In a former publication [14] we demonstrated the possibility of a PhC characterization via intracavity mode detection by a GaAs/AlGaAs QWIP incorporated in a photonic crystal slab. The devices were illuminated under varying angles of incidence via their surface and whenever the in-plane wave vector end energy of an incoming wave matches a PhC mode, the light is coupled into the cavity. The TM polarized excited modes are absorbed by the QWIP and cause spectral enhancements in the photocurrent. Each PhC mode is therefore represented by a peak in the photocurrent spectrum, similar to the resonant features in the reflectivity measurements shown by Astratov et al. [15] By tracing these peaks the band structure can be mapped including its polarization behavior. The agreement with theoretical calculations is excellent and it is therefore interesting whether this technique can be extended to the characterization of defect modes. We therefore introduced a single missing hole defect to a triangular PhC of air holes. Most applications use a triangular array of air holes since these structures provide viable band gaps for TE polarized light and are favorable over pillar structures that can not easily be electrically contacted. QWIPs rely on intersubband transitions and are therefore solely sensitive to radiation polarized perpendicular to the detecting region, hence TM polarized light. The TE band gaps and defect modes lying within can therefore not be utilized. Nevertheless the defect structure still gives rise to localized modes that may potentially be used.

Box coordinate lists
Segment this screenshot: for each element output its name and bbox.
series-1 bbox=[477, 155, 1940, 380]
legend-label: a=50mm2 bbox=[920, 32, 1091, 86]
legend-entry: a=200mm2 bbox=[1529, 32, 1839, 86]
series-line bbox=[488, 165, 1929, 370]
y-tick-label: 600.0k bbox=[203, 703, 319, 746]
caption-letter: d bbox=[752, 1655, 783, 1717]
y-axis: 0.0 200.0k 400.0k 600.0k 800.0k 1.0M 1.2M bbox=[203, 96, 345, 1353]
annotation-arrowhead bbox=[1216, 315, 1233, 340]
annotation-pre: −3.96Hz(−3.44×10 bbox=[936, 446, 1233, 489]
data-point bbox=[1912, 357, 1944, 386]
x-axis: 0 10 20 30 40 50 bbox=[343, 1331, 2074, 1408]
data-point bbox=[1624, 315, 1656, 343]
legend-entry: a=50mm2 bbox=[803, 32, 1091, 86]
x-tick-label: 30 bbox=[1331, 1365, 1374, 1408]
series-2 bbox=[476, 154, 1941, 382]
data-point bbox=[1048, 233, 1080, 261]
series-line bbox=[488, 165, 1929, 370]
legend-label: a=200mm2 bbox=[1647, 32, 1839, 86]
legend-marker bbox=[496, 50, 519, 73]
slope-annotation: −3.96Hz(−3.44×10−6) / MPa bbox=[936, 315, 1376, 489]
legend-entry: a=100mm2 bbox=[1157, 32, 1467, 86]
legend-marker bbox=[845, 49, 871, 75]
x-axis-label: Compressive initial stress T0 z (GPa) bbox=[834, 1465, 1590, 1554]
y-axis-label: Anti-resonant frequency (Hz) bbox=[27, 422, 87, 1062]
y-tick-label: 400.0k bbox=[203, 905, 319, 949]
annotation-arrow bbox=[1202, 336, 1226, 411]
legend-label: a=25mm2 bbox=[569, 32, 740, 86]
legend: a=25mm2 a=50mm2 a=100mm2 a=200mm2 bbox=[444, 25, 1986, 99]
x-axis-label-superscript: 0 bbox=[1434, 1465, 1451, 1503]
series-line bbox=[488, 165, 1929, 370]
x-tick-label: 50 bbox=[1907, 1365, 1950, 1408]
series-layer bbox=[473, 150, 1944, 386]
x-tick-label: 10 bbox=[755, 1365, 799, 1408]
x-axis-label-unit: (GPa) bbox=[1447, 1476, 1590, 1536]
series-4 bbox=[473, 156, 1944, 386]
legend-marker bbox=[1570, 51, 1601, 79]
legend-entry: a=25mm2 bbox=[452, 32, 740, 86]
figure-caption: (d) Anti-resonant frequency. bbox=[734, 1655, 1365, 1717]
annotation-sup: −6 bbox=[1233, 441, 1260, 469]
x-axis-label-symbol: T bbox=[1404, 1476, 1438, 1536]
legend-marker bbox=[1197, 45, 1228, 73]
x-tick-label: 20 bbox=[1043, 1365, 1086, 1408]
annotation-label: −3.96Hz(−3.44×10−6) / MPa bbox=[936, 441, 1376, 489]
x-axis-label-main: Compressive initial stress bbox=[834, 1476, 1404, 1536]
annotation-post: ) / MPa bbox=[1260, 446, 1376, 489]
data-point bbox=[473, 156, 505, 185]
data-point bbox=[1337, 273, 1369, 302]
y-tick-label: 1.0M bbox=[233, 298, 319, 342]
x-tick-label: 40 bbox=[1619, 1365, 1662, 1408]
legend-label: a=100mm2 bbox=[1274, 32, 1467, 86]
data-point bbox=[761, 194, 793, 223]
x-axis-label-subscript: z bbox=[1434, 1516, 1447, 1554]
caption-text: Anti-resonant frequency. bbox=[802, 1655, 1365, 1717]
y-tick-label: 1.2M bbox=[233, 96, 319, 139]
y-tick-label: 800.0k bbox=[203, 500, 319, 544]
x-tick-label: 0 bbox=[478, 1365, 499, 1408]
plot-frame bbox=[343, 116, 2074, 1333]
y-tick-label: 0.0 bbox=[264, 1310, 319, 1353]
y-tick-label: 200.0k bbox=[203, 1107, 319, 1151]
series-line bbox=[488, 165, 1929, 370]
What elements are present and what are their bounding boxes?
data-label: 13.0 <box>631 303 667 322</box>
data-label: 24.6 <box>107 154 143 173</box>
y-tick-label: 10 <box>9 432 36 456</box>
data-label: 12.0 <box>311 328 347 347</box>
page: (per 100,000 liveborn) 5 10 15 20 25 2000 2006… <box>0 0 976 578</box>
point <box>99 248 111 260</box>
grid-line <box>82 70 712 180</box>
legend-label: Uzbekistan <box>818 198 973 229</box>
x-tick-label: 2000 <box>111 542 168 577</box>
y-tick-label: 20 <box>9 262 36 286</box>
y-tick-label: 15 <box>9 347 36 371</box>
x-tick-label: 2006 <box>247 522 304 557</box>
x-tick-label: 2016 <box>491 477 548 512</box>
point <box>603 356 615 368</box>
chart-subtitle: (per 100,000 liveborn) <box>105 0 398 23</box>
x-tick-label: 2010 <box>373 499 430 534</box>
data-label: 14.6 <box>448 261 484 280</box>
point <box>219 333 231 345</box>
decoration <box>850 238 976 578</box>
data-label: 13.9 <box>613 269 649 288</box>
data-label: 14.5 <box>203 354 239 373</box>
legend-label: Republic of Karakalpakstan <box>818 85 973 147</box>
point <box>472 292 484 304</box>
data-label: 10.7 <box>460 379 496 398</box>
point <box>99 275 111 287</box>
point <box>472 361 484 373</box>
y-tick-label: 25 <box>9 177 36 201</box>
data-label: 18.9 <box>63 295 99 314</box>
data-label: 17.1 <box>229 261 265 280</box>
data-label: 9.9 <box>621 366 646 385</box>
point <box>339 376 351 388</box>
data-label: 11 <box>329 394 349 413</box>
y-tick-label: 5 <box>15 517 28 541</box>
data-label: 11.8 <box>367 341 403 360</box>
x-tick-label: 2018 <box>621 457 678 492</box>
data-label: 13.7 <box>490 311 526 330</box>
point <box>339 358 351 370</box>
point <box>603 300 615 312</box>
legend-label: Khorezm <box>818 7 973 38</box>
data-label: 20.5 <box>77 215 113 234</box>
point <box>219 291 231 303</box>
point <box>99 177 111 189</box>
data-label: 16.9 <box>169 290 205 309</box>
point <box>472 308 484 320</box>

** To be done **
**A.** Answer these questions about the photonic crystal excerpt:
(i) What does each PhC mode appear as in the photocurrent spectrum?
(ii) What kind of defect was introduced into the triangular PhC of air holes?
(iii) To which polarization of light are QWIPs solely sensitive?
**B.** Copy the lines of the records from the first line through the line holding "y-axis: 0.0 200.0k", both ends included.
The records have no connection to the text.

** Answers below **
**A.**
(i) A peak.
(ii) A single missing hole defect.
(iii) TM polarized light, meaning radiation polarized perpendicular to the detecting region.

**B.**
Segment this screenshot: for each element output its name and bbox.
series-1 bbox=[477, 155, 1940, 380]
legend-label: a=50mm2 bbox=[920, 32, 1091, 86]
legend-entry: a=200mm2 bbox=[1529, 32, 1839, 86]
series-line bbox=[488, 165, 1929, 370]
y-tick-label: 600.0k bbox=[203, 703, 319, 746]
caption-letter: d bbox=[752, 1655, 783, 1717]
y-axis: 0.0 200.0k 400.0k 600.0k 800.0k 1.0M 1.2M bbox=[203, 96, 345, 1353]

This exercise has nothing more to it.